▶ [Stated goal]:
Repeat all of the data precisely.

▶ [Information given]:
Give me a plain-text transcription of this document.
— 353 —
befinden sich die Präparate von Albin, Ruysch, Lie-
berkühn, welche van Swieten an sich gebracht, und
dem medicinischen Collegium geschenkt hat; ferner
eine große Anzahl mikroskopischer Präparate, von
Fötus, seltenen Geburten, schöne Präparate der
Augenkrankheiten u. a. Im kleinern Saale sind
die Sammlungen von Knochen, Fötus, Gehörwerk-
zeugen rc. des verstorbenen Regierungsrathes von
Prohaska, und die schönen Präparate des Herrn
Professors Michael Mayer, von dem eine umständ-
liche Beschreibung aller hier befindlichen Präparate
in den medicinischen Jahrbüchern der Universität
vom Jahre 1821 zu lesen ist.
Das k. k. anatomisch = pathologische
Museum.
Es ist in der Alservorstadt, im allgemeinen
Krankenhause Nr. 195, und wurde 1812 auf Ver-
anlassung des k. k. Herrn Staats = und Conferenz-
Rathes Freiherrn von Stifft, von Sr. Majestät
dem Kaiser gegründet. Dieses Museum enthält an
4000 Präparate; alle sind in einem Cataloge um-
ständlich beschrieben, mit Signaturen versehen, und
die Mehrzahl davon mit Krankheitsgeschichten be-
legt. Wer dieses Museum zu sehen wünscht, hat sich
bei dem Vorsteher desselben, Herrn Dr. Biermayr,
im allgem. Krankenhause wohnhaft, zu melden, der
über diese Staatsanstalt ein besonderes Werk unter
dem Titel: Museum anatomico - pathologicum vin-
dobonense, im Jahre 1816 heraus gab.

▶ [Answer to this exercise]:
Give me a plain-text transcription of this document.
— 353 —
befinden sich die Präparate von Albin, Ruysch, Lie-
berkühn, welche van Swieten an sich gebracht, und
dem medicinischen Collegium geschenkt hat; ferner
eine große Anzahl mikroskopischer Präparate, von
Fötus, seltenen Geburten, schöne Präparate der
Augenkrankheiten u. a. Im kleinern Saale sind
die Sammlungen von Knochen, Fötus, Gehörwerk-
zeugen rc. des verstorbenen Regierungsrathes von
Prohaska, und die schönen Präparate des Herrn
Professors Michael Mayer, von dem eine umständ-
liche Beschreibung aller hier befindlichen Präparate
in den medicinischen Jahrbüchern der Universität
vom Jahre 1821 zu lesen ist.
Das k. k. anatomisch = pathologische
Museum.
Es ist in der Alservorstadt, im allgemeinen
Krankenhause Nr. 195, und wurde 1812 auf Ver-
anlassung des k. k. Herrn Staats = und Conferenz-
Rathes Freiherrn von Stifft, von Sr. Majestät
dem Kaiser gegründet. Dieses Museum enthält an
4000 Präparate; alle sind in einem Cataloge um-
ständlich beschrieben, mit Signaturen versehen, und
die Mehrzahl davon mit Krankheitsgeschichten be-
legt. Wer dieses Museum zu sehen wünscht, hat sich
bei dem Vorsteher desselben, Herrn Dr. Biermayr,
im allgem. Krankenhause wohnhaft, zu melden, der
über diese Staatsanstalt ein besonderes Werk unter
dem Titel: Museum anatomico - pathologicum vin-
dobonense, im Jahre 1816 heraus gab.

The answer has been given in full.